From the listing below, extract each line containing the string "Output".

━━━━━ Available data

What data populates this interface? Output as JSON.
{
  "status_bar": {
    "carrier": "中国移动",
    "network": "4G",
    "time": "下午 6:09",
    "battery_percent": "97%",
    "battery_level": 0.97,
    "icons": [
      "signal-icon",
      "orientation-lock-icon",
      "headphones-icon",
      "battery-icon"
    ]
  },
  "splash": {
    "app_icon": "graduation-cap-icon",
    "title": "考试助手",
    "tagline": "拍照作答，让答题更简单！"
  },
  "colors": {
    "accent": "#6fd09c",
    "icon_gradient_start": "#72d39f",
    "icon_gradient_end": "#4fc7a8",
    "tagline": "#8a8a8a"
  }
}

━━━━━━━━━━
━━━━━ Available data

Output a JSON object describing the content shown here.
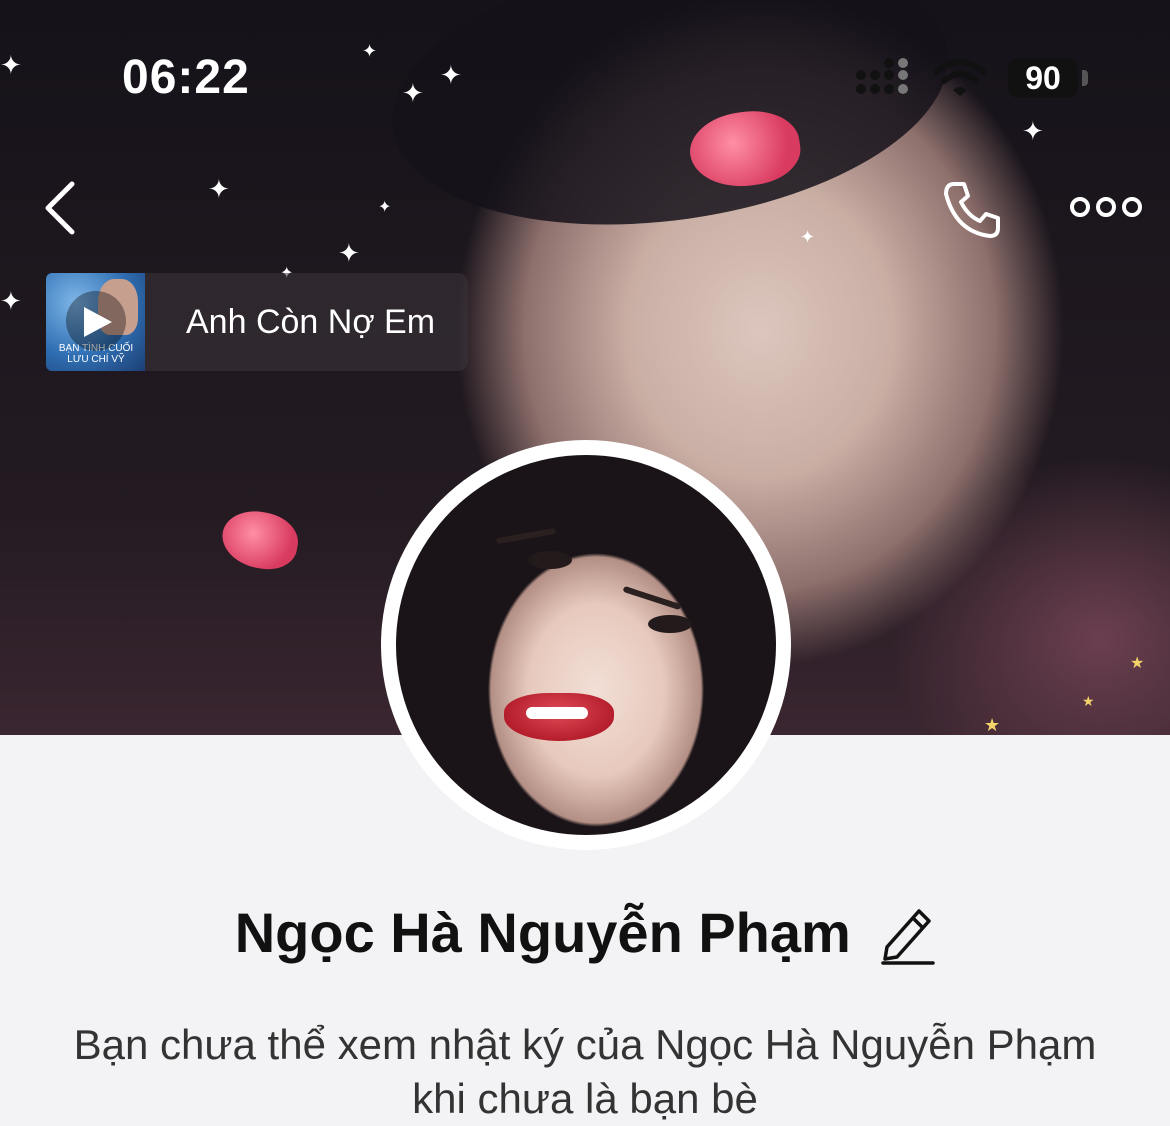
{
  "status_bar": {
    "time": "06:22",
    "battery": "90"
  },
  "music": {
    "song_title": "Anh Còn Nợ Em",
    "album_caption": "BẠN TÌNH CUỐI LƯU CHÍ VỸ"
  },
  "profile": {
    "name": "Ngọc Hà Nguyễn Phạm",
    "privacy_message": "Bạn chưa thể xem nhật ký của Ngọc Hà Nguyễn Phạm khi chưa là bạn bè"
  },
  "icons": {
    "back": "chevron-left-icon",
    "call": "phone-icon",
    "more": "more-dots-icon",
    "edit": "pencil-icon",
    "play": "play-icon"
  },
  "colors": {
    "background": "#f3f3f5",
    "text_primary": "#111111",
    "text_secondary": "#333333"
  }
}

━━━━━━━━━━

Solution to this task
What data populates this interface? Output as JSON.
Output a JSON object describing the content shown here.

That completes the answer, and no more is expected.